(The task)
Exclude the pictures, then copy all remaining records exactly.
------ Provided data
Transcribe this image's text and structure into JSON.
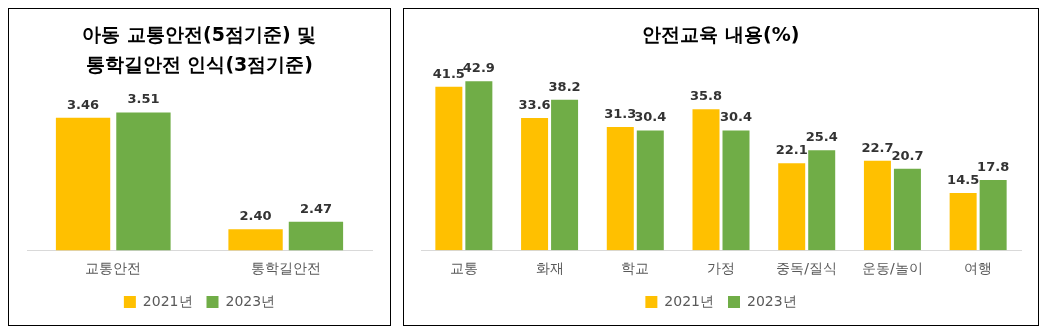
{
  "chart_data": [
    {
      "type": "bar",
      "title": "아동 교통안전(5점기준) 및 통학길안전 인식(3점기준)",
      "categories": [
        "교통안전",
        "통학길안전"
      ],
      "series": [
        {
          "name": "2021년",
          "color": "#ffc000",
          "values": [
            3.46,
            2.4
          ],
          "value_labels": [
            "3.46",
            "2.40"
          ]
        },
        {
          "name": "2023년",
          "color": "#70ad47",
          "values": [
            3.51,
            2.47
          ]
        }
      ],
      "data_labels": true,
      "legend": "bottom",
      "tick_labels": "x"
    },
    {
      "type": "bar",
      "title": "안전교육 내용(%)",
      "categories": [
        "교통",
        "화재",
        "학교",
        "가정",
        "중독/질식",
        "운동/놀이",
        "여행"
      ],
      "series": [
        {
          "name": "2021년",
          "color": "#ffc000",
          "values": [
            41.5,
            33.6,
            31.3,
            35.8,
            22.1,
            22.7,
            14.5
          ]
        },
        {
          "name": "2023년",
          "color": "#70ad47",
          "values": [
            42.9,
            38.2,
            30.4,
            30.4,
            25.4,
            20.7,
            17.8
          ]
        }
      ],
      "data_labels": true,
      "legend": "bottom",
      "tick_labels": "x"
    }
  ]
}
------------
(Exercise answer)
Transcribe this image's text and structure into JSON.
{
  "chart_data": [
    {
      "type": "bar",
      "title": "아동 교통안전(5점기준) 및 통학길안전 인식(3점기준)",
      "categories": [
        "교통안전",
        "통학길안전"
      ],
      "series": [
        {
          "name": "2021년",
          "color": "#ffc000",
          "values": [
            3.46,
            2.4
          ],
          "value_labels": [
            "3.46",
            "2.40"
          ]
        },
        {
          "name": "2023년",
          "color": "#70ad47",
          "values": [
            3.51,
            2.47
          ]
        }
      ],
      "data_labels": true,
      "legend": "bottom",
      "tick_labels": "x"
    },
    {
      "type": "bar",
      "title": "안전교육 내용(%)",
      "categories": [
        "교통",
        "화재",
        "학교",
        "가정",
        "중독/질식",
        "운동/놀이",
        "여행"
      ],
      "series": [
        {
          "name": "2021년",
          "color": "#ffc000",
          "values": [
            41.5,
            33.6,
            31.3,
            35.8,
            22.1,
            22.7,
            14.5
          ]
        },
        {
          "name": "2023년",
          "color": "#70ad47",
          "values": [
            42.9,
            38.2,
            30.4,
            30.4,
            25.4,
            20.7,
            17.8
          ]
        }
      ],
      "data_labels": true,
      "legend": "bottom",
      "tick_labels": "x"
    }
  ]
}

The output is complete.